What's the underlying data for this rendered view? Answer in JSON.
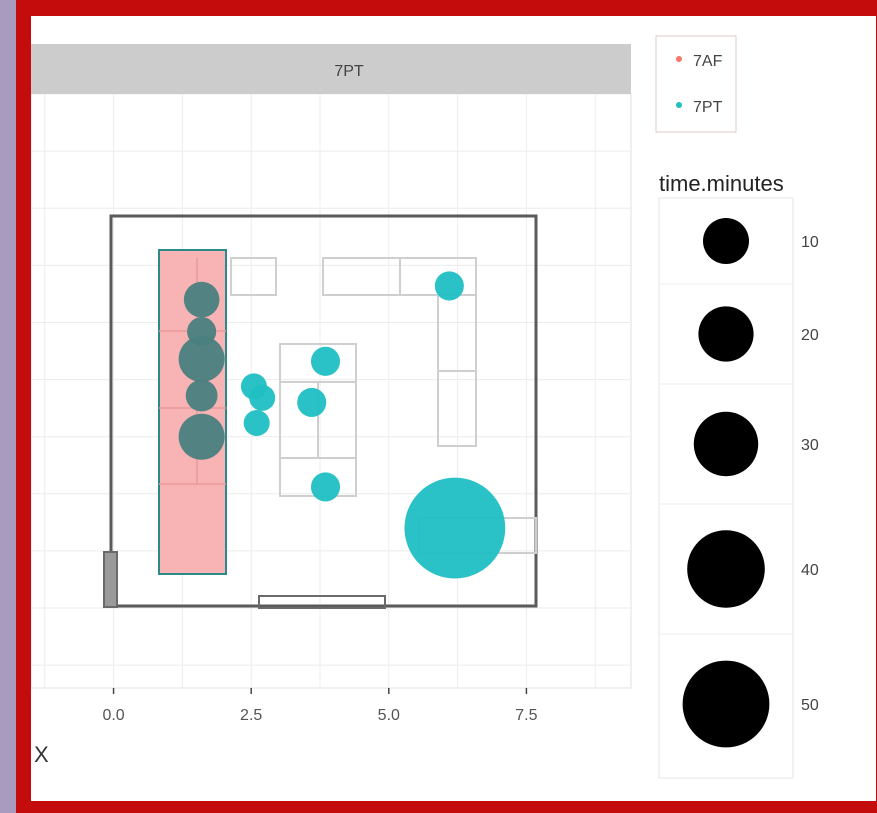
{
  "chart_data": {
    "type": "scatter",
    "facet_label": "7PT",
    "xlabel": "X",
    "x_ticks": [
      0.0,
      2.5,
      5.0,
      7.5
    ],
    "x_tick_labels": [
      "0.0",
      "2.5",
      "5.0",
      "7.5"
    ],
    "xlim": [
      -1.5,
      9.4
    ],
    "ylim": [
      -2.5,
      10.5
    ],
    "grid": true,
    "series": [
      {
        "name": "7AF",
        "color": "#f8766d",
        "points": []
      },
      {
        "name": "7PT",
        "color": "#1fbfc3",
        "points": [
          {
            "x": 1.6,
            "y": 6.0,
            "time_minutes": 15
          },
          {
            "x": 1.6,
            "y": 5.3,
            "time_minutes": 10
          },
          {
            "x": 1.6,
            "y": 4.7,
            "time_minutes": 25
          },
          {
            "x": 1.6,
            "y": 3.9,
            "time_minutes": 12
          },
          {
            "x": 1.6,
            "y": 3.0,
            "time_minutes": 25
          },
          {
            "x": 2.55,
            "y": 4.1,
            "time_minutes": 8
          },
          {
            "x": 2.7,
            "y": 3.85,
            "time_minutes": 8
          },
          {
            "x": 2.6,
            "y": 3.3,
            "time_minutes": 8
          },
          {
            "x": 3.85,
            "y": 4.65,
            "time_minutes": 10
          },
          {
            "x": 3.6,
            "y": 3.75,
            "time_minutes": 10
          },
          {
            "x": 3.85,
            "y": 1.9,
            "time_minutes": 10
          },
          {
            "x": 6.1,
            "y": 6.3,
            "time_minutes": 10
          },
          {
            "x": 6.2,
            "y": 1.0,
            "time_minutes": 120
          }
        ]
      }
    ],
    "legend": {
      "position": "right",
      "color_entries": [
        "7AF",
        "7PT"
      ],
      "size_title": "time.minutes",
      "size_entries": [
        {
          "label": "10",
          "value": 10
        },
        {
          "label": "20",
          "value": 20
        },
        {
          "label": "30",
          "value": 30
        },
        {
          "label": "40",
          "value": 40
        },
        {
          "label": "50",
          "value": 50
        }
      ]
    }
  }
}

Task to carry out:
In your copy, leave out the pictures and reproduce the material above exactly.

Result of this task:
What's the underlying data for this rendered view? Answer in JSON.
{
  "chart_data": {
    "type": "scatter",
    "facet_label": "7PT",
    "xlabel": "X",
    "x_ticks": [
      0.0,
      2.5,
      5.0,
      7.5
    ],
    "x_tick_labels": [
      "0.0",
      "2.5",
      "5.0",
      "7.5"
    ],
    "xlim": [
      -1.5,
      9.4
    ],
    "ylim": [
      -2.5,
      10.5
    ],
    "grid": true,
    "series": [
      {
        "name": "7AF",
        "color": "#f8766d",
        "points": []
      },
      {
        "name": "7PT",
        "color": "#1fbfc3",
        "points": [
          {
            "x": 1.6,
            "y": 6.0,
            "time_minutes": 15
          },
          {
            "x": 1.6,
            "y": 5.3,
            "time_minutes": 10
          },
          {
            "x": 1.6,
            "y": 4.7,
            "time_minutes": 25
          },
          {
            "x": 1.6,
            "y": 3.9,
            "time_minutes": 12
          },
          {
            "x": 1.6,
            "y": 3.0,
            "time_minutes": 25
          },
          {
            "x": 2.55,
            "y": 4.1,
            "time_minutes": 8
          },
          {
            "x": 2.7,
            "y": 3.85,
            "time_minutes": 8
          },
          {
            "x": 2.6,
            "y": 3.3,
            "time_minutes": 8
          },
          {
            "x": 3.85,
            "y": 4.65,
            "time_minutes": 10
          },
          {
            "x": 3.6,
            "y": 3.75,
            "time_minutes": 10
          },
          {
            "x": 3.85,
            "y": 1.9,
            "time_minutes": 10
          },
          {
            "x": 6.1,
            "y": 6.3,
            "time_minutes": 10
          },
          {
            "x": 6.2,
            "y": 1.0,
            "time_minutes": 120
          }
        ]
      }
    ],
    "legend": {
      "position": "right",
      "color_entries": [
        "7AF",
        "7PT"
      ],
      "size_title": "time.minutes",
      "size_entries": [
        {
          "label": "10",
          "value": 10
        },
        {
          "label": "20",
          "value": 20
        },
        {
          "label": "30",
          "value": 30
        },
        {
          "label": "40",
          "value": 40
        },
        {
          "label": "50",
          "value": 50
        }
      ]
    }
  }
}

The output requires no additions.